(Records that describe figures)
########
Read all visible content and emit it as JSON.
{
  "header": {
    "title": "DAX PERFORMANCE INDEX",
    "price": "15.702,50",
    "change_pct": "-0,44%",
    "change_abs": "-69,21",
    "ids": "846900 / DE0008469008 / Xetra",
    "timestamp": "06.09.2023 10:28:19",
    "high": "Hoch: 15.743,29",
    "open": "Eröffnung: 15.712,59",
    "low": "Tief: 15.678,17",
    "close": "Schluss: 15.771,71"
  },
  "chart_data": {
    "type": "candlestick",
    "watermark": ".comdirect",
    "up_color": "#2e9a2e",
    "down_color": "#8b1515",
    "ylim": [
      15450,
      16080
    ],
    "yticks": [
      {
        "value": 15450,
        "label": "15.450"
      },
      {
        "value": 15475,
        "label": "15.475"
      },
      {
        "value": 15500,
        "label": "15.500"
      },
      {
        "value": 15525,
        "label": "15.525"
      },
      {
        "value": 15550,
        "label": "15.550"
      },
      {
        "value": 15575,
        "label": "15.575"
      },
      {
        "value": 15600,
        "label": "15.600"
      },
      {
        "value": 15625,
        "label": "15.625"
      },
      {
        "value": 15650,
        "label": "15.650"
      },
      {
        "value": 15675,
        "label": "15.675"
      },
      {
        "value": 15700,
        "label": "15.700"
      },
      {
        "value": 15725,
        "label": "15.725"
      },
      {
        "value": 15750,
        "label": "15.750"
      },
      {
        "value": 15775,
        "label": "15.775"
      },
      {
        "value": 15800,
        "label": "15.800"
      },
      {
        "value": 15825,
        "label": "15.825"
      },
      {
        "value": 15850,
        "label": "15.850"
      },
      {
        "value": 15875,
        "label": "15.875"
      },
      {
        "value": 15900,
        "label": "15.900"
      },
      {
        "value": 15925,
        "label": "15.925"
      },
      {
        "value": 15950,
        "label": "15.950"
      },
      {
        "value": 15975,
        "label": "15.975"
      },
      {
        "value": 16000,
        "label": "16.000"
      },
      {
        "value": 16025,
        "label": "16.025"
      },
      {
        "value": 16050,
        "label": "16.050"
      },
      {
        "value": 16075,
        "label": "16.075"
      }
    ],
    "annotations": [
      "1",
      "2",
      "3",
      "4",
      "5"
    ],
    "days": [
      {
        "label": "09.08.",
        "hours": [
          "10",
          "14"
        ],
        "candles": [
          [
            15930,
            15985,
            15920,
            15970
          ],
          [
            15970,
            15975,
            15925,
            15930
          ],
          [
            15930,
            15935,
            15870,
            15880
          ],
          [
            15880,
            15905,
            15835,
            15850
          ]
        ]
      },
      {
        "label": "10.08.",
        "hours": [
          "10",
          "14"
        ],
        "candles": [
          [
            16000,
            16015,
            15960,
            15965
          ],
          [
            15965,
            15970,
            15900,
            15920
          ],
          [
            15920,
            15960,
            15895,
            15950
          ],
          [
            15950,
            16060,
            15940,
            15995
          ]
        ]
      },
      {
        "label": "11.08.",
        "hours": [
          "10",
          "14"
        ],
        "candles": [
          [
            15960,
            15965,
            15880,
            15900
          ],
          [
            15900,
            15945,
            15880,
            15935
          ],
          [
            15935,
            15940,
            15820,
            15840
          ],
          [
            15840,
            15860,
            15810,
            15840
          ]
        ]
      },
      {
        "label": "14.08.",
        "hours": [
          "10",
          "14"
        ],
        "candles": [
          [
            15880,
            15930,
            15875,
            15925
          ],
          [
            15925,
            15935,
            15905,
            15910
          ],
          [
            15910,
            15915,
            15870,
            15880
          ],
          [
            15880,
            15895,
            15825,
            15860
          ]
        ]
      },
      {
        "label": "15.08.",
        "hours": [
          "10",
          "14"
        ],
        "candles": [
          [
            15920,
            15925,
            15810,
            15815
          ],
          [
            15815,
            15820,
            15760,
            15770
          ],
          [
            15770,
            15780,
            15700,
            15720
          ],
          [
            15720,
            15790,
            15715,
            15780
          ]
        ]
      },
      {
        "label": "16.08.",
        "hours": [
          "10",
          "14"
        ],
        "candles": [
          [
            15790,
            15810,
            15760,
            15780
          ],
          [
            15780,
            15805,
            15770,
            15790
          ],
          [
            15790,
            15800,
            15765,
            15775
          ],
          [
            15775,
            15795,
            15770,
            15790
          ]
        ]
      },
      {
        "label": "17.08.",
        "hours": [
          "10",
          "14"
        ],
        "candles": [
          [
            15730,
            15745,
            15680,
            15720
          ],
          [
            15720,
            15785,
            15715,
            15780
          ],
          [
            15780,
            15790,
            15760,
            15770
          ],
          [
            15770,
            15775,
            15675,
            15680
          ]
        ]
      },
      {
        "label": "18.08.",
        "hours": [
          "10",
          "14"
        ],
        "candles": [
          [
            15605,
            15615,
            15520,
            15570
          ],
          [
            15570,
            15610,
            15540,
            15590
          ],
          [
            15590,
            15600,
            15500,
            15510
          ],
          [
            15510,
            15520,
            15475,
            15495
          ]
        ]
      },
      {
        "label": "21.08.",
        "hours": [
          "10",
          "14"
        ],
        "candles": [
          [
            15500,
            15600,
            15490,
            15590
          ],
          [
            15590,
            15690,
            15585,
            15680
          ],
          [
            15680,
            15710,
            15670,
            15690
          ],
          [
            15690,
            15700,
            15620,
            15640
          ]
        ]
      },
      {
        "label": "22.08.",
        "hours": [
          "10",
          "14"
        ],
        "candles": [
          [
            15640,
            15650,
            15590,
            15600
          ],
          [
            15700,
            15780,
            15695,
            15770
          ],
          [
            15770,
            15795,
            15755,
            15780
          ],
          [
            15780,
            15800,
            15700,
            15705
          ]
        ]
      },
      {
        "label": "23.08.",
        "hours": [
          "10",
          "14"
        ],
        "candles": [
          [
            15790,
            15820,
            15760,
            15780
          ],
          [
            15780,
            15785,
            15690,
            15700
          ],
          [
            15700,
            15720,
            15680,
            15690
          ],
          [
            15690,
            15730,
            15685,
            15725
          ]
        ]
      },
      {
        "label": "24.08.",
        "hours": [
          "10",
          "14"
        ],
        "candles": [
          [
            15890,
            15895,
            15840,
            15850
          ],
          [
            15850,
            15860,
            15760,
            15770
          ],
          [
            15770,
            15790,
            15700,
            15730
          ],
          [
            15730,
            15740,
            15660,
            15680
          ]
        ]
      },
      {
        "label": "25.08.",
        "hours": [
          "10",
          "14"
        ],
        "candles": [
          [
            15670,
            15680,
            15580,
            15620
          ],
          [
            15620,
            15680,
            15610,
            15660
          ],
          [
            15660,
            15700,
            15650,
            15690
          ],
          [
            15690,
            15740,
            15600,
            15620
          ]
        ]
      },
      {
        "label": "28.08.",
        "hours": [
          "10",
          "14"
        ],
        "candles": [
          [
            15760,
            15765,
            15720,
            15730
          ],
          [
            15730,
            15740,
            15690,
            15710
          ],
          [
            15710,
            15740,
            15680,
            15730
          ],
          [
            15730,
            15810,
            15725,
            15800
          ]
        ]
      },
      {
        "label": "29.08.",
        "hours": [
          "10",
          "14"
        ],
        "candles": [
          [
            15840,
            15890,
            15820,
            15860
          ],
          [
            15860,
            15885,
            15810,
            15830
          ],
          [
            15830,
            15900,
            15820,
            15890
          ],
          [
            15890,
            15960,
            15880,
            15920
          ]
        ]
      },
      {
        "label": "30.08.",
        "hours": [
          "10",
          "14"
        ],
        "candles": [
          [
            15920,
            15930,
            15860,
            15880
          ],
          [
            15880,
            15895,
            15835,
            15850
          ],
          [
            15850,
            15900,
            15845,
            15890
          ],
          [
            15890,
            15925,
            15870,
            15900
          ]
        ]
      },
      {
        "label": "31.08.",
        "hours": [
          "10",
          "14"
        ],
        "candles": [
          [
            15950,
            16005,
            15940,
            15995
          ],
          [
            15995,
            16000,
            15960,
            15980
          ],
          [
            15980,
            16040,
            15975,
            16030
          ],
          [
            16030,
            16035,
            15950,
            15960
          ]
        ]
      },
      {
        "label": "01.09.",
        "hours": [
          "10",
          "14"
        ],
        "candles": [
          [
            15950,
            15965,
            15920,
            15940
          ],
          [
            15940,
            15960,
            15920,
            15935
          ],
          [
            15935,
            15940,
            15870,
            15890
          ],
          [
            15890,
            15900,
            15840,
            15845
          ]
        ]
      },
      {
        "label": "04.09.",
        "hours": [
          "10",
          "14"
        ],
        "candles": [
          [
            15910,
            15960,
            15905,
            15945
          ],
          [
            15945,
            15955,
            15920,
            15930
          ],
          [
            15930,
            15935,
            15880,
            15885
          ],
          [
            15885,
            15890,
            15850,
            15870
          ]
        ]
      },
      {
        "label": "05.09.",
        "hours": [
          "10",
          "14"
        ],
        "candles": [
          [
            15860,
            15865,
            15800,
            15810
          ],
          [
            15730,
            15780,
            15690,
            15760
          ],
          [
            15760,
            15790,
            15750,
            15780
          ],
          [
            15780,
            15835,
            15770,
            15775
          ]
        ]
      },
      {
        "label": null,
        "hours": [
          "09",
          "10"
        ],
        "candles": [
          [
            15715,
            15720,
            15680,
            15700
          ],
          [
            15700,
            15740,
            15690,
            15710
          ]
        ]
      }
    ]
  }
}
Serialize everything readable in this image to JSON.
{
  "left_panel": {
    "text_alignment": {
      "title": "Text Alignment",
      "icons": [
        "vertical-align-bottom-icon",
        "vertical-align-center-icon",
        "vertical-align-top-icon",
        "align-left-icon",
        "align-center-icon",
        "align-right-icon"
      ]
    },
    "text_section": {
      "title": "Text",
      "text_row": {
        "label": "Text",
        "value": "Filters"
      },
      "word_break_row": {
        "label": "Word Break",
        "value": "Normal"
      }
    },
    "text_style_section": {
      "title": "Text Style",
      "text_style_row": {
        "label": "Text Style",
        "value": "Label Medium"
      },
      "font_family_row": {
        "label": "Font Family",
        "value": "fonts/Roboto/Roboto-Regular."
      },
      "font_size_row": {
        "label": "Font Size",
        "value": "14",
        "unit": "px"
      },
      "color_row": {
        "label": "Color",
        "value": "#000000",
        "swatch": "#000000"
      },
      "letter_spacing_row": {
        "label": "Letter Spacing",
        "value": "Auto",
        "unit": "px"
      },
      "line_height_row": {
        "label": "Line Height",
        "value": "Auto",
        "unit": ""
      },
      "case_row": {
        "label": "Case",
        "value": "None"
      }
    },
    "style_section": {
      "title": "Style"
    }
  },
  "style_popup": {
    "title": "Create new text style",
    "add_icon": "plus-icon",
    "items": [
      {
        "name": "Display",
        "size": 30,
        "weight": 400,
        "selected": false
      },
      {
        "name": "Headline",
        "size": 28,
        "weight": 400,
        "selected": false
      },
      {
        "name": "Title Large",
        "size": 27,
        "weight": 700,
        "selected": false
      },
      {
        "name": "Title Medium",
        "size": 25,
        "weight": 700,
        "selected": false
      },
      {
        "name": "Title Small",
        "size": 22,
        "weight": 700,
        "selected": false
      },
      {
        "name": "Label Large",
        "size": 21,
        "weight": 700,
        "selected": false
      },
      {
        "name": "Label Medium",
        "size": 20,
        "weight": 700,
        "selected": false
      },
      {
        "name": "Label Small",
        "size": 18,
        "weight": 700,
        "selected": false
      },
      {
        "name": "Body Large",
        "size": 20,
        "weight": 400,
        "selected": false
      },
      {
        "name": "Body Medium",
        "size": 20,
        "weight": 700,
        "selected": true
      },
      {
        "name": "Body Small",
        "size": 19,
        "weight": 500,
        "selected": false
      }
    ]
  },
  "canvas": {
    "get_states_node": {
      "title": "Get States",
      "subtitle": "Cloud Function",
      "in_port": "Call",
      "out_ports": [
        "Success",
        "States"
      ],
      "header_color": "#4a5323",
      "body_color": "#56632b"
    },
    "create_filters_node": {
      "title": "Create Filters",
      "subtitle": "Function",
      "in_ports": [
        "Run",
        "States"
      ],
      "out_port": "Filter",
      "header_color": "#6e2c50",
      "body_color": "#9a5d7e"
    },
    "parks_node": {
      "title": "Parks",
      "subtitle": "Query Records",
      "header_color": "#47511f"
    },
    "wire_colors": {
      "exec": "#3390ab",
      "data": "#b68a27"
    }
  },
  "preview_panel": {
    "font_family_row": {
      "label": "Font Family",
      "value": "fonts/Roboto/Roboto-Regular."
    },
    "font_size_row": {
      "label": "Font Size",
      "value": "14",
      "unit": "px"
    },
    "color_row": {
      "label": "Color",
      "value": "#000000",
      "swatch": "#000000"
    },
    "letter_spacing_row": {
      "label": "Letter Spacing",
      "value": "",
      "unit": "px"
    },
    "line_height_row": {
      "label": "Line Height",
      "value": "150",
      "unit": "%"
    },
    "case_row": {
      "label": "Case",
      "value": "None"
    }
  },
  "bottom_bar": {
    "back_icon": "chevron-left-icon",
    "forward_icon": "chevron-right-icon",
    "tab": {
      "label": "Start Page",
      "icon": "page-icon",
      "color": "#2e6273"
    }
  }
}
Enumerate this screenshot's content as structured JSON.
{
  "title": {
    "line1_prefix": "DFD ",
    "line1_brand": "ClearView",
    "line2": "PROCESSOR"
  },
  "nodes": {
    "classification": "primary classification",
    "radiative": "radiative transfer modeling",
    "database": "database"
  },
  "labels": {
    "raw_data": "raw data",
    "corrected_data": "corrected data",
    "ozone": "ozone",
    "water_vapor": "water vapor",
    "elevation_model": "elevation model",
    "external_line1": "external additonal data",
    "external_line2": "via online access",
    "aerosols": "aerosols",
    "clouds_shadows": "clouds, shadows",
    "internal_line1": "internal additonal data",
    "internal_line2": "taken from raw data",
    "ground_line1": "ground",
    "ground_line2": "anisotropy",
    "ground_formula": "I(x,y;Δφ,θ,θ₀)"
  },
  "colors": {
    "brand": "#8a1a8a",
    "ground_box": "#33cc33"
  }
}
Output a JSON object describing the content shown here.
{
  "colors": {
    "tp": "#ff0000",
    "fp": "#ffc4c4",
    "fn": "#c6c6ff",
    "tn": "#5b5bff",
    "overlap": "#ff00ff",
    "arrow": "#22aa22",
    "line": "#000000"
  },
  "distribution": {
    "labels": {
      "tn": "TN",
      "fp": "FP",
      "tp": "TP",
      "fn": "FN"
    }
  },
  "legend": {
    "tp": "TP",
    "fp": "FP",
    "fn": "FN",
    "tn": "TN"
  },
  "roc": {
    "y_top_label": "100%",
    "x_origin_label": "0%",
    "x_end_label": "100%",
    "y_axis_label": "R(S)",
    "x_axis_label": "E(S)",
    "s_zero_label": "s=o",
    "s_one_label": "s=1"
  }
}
########
Go through the entries above and pull out each line with "fonts" in it.

        "value": "fonts/Roboto/Roboto-Regular."
      "value": "fonts/Roboto/Roboto-Regular."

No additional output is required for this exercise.